Print the records below exactly as they appear.
··· DATA FOR THE TASK
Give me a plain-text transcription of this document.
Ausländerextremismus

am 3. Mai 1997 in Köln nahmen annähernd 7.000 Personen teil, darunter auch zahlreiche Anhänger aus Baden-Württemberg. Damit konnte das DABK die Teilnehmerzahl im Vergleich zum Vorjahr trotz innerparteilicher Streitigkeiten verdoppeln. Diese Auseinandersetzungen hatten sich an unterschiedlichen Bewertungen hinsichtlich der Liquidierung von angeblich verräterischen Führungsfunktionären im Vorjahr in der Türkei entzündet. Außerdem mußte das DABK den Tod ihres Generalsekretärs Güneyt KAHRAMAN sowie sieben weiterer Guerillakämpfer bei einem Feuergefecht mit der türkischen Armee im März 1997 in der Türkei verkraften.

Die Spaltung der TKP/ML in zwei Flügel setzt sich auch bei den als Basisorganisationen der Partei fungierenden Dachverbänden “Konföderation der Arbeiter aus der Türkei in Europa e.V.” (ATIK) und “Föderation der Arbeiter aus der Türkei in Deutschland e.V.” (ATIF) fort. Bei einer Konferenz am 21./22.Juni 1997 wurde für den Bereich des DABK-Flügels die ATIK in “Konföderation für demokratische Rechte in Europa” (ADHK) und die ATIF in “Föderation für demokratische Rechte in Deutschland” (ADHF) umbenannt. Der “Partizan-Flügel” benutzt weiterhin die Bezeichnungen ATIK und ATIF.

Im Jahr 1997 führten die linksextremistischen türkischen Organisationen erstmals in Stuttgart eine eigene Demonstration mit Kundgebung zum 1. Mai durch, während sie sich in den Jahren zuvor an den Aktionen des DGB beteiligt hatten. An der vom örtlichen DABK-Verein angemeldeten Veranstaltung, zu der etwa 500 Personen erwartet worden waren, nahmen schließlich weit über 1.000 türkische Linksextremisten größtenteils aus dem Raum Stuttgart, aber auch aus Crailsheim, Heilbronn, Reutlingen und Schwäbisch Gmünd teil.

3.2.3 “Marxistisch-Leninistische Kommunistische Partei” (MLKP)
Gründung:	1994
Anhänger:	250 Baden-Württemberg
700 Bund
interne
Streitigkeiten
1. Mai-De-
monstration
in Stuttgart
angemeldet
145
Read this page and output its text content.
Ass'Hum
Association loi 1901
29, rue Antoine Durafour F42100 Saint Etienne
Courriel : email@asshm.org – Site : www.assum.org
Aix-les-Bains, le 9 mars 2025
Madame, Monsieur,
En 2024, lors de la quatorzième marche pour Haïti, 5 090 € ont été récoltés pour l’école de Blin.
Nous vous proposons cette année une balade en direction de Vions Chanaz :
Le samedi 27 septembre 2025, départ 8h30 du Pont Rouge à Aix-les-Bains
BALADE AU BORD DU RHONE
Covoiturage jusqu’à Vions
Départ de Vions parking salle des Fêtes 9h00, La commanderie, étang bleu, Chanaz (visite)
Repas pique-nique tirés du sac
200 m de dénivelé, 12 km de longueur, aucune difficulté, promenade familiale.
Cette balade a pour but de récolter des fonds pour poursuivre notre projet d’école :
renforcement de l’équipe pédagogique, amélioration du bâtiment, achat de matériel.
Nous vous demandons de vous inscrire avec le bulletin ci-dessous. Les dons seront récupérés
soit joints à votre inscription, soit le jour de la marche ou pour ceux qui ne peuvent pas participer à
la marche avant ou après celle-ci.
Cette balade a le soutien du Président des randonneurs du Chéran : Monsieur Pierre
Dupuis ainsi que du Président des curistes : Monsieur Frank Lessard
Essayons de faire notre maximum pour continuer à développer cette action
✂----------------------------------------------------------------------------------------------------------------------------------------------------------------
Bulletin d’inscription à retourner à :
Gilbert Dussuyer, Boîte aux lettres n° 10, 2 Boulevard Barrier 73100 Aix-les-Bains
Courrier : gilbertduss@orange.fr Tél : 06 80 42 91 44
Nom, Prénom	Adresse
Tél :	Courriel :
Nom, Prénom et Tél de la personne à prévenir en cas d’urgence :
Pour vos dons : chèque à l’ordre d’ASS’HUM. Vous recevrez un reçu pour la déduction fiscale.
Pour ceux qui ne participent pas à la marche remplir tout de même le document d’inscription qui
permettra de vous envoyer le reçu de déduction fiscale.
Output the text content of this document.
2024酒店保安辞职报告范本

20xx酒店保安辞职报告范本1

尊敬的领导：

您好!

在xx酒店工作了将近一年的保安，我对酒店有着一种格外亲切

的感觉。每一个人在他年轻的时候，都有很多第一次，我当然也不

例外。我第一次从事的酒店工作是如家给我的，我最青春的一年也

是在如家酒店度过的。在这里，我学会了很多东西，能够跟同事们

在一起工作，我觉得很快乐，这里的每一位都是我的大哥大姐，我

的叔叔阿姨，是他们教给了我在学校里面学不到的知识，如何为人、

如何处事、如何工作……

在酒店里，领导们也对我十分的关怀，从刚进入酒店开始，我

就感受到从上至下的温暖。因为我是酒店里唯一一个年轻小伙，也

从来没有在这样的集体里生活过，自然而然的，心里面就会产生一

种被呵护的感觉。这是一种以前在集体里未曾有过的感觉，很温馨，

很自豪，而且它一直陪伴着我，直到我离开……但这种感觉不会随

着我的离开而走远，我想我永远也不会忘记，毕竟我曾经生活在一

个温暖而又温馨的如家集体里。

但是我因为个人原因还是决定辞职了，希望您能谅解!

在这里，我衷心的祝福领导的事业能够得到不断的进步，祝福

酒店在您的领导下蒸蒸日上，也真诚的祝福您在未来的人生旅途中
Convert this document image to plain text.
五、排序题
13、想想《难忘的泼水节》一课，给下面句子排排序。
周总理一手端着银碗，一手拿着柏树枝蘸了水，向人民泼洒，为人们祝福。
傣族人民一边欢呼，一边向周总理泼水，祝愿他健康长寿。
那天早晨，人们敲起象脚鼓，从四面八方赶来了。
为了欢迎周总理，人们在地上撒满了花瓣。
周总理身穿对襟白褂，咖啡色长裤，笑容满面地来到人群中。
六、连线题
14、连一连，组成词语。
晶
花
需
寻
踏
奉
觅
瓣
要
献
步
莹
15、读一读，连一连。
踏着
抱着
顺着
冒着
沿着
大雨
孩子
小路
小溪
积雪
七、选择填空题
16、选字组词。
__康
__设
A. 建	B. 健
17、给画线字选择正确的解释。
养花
······
COMPLETED TASK
Give me a plain-text transcription of this document.
Ausländerextremismus

am 3. Mai 1997 in Köln nahmen annähernd 7.000 Personen teil, darunter auch zahlreiche Anhänger aus Baden-Württemberg. Damit konnte das DABK die Teilnehmerzahl im Vergleich zum Vorjahr trotz innerparteilicher Streitigkeiten verdoppeln. Diese Auseinandersetzungen hatten sich an unterschiedlichen Bewertungen hinsichtlich der Liquidierung von angeblich verräterischen Führungsfunktionären im Vorjahr in der Türkei entzündet. Außerdem mußte das DABK den Tod ihres Generalsekretärs Güneyt KAHRAMAN sowie sieben weiterer Guerillakämpfer bei einem Feuergefecht mit der türkischen Armee im März 1997 in der Türkei verkraften.

Die Spaltung der TKP/ML in zwei Flügel setzt sich auch bei den als Basisorganisationen der Partei fungierenden Dachverbänden “Konföderation der Arbeiter aus der Türkei in Europa e.V.” (ATIK) und “Föderation der Arbeiter aus der Türkei in Deutschland e.V.” (ATIF) fort. Bei einer Konferenz am 21./22.Juni 1997 wurde für den Bereich des DABK-Flügels die ATIK in “Konföderation für demokratische Rechte in Europa” (ADHK) und die ATIF in “Föderation für demokratische Rechte in Deutschland” (ADHF) umbenannt. Der “Partizan-Flügel” benutzt weiterhin die Bezeichnungen ATIK und ATIF.

Im Jahr 1997 führten die linksextremistischen türkischen Organisationen erstmals in Stuttgart eine eigene Demonstration mit Kundgebung zum 1. Mai durch, während sie sich in den Jahren zuvor an den Aktionen des DGB beteiligt hatten. An der vom örtlichen DABK-Verein angemeldeten Veranstaltung, zu der etwa 500 Personen erwartet worden waren, nahmen schließlich weit über 1.000 türkische Linksextremisten größtenteils aus dem Raum Stuttgart, aber auch aus Crailsheim, Heilbronn, Reutlingen und Schwäbisch Gmünd teil.

3.2.3 “Marxistisch-Leninistische Kommunistische Partei” (MLKP)
Gründung:	1994
Anhänger:	250 Baden-Württemberg
700 Bund
interne
Streitigkeiten
1. Mai-De-
monstration
in Stuttgart
angemeldet
145
Read this page and output its text content.
Ass'Hum
Association loi 1901
29, rue Antoine Durafour F42100 Saint Etienne
Courriel : email@asshm.org – Site : www.assum.org
Aix-les-Bains, le 9 mars 2025
Madame, Monsieur,
En 2024, lors de la quatorzième marche pour Haïti, 5 090 € ont été récoltés pour l’école de Blin.
Nous vous proposons cette année une balade en direction de Vions Chanaz :
Le samedi 27 septembre 2025, départ 8h30 du Pont Rouge à Aix-les-Bains
BALADE AU BORD DU RHONE
Covoiturage jusqu’à Vions
Départ de Vions parking salle des Fêtes 9h00, La commanderie, étang bleu, Chanaz (visite)
Repas pique-nique tirés du sac
200 m de dénivelé, 12 km de longueur, aucune difficulté, promenade familiale.
Cette balade a pour but de récolter des fonds pour poursuivre notre projet d’école :
renforcement de l’équipe pédagogique, amélioration du bâtiment, achat de matériel.
Nous vous demandons de vous inscrire avec le bulletin ci-dessous. Les dons seront récupérés
soit joints à votre inscription, soit le jour de la marche ou pour ceux qui ne peuvent pas participer à
la marche avant ou après celle-ci.
Cette balade a le soutien du Président des randonneurs du Chéran : Monsieur Pierre
Dupuis ainsi que du Président des curistes : Monsieur Frank Lessard
Essayons de faire notre maximum pour continuer à développer cette action
✂----------------------------------------------------------------------------------------------------------------------------------------------------------------
Bulletin d’inscription à retourner à :
Gilbert Dussuyer, Boîte aux lettres n° 10, 2 Boulevard Barrier 73100 Aix-les-Bains
Courrier : gilbertduss@orange.fr Tél : 06 80 42 91 44
Nom, Prénom	Adresse
Tél :	Courriel :
Nom, Prénom et Tél de la personne à prévenir en cas d’urgence :
Pour vos dons : chèque à l’ordre d’ASS’HUM. Vous recevrez un reçu pour la déduction fiscale.
Pour ceux qui ne participent pas à la marche remplir tout de même le document d’inscription qui
permettra de vous envoyer le reçu de déduction fiscale.
Output the text content of this document.
2024酒店保安辞职报告范本

20xx酒店保安辞职报告范本1

尊敬的领导：

您好!

在xx酒店工作了将近一年的保安，我对酒店有着一种格外亲切

的感觉。每一个人在他年轻的时候，都有很多第一次，我当然也不

例外。我第一次从事的酒店工作是如家给我的，我最青春的一年也

是在如家酒店度过的。在这里，我学会了很多东西，能够跟同事们

在一起工作，我觉得很快乐，这里的每一位都是我的大哥大姐，我

的叔叔阿姨，是他们教给了我在学校里面学不到的知识，如何为人、

如何处事、如何工作……

在酒店里，领导们也对我十分的关怀，从刚进入酒店开始，我

就感受到从上至下的温暖。因为我是酒店里唯一一个年轻小伙，也

从来没有在这样的集体里生活过，自然而然的，心里面就会产生一

种被呵护的感觉。这是一种以前在集体里未曾有过的感觉，很温馨，

很自豪，而且它一直陪伴着我，直到我离开……但这种感觉不会随

着我的离开而走远，我想我永远也不会忘记，毕竟我曾经生活在一

个温暖而又温馨的如家集体里。

但是我因为个人原因还是决定辞职了，希望您能谅解!

在这里，我衷心的祝福领导的事业能够得到不断的进步，祝福

酒店在您的领导下蒸蒸日上，也真诚的祝福您在未来的人生旅途中
Convert this document image to plain text.
五、排序题
13、想想《难忘的泼水节》一课，给下面句子排排序。
周总理一手端着银碗，一手拿着柏树枝蘸了水，向人民泼洒，为人们祝福。
傣族人民一边欢呼，一边向周总理泼水，祝愿他健康长寿。
那天早晨，人们敲起象脚鼓，从四面八方赶来了。
为了欢迎周总理，人们在地上撒满了花瓣。
周总理身穿对襟白褂，咖啡色长裤，笑容满面地来到人群中。
六、连线题
14、连一连，组成词语。
晶
花
需
寻
踏
奉
觅
瓣
要
献
步
莹
15、读一读，连一连。
踏着
抱着
顺着
冒着
沿着
大雨
孩子
小路
小溪
积雪
七、选择填空题
16、选字组词。
__康
__设
A. 建	B. 健
17、给画线字选择正确的解释。
养花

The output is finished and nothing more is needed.